Extract, from the listing that follows, each line containing the word "факторы".
━━━━
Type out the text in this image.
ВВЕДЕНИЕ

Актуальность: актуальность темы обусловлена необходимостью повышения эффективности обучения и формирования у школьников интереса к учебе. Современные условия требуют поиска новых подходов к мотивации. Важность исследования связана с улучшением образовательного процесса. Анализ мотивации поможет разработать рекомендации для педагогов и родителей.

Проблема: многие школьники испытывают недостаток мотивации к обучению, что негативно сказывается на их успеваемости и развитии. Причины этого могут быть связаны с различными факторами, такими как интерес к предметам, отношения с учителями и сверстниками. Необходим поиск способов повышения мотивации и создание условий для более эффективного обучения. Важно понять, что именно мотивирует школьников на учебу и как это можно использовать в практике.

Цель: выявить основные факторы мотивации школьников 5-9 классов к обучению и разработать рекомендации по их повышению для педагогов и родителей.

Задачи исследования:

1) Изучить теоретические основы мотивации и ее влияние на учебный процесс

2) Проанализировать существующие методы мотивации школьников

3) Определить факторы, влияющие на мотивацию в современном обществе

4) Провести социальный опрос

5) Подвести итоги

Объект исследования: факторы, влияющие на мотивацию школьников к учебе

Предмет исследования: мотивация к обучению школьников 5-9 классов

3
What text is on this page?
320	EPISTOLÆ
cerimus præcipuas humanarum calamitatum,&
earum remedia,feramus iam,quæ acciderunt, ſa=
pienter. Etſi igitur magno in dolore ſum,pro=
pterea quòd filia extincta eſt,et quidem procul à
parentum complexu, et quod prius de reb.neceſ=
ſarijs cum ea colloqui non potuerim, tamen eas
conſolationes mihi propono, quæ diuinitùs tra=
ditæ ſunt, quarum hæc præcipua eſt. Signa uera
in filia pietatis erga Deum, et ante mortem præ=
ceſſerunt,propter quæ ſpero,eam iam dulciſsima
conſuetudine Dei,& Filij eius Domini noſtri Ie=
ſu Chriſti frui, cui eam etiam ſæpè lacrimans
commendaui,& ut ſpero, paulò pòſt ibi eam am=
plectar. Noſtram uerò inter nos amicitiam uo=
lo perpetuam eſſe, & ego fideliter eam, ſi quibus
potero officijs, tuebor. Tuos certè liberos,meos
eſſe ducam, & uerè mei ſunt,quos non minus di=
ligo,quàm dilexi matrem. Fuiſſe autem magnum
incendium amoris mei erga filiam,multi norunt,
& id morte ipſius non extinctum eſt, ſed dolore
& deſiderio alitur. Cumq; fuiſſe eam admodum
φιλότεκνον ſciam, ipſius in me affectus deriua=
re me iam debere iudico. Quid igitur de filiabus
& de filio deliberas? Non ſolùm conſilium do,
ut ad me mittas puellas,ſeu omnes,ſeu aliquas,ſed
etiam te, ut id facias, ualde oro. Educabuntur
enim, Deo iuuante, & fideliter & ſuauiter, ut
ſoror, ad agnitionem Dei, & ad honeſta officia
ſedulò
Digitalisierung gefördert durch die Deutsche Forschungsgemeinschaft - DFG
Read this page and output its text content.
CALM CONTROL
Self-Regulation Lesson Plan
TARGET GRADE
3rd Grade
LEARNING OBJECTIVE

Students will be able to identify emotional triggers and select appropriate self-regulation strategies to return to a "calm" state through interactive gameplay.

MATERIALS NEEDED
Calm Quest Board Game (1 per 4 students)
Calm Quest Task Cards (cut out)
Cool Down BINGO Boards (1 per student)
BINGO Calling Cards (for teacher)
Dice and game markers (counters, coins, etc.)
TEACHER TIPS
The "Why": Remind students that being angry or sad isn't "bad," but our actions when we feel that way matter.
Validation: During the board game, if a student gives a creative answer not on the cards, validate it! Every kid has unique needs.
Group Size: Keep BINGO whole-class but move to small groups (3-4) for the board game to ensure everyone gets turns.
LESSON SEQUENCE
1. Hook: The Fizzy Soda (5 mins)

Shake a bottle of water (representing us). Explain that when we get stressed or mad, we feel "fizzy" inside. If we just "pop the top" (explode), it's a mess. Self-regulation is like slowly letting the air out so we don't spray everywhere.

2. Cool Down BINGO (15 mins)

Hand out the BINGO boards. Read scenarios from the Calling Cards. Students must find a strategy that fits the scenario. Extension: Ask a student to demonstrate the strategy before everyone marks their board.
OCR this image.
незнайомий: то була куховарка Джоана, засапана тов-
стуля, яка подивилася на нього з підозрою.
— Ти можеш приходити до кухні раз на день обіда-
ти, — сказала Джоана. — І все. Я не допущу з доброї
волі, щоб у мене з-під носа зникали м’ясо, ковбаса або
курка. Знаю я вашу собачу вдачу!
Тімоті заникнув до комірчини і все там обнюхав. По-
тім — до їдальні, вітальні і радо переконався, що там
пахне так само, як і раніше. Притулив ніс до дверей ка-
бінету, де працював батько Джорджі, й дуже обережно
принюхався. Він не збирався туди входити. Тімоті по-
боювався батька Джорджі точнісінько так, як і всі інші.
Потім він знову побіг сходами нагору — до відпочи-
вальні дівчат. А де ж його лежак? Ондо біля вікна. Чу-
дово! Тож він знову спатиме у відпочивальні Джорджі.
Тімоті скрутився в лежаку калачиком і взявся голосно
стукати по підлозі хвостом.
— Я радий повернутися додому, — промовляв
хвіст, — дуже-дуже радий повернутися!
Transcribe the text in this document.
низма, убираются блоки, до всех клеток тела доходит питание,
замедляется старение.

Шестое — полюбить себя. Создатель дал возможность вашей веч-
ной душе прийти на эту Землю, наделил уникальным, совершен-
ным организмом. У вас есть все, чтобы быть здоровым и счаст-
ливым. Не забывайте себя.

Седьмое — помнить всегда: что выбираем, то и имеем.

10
━━━━
Written answer:
Цель: выявить основные факторы мотивации школьников 5-9 классов к обучению и разработать рекомендации по их повышению для педагогов и родителей.
3) Определить факторы, влияющие на мотивацию в современном обществе
Объект исследования: факторы, влияющие на мотивацию школьников к учебе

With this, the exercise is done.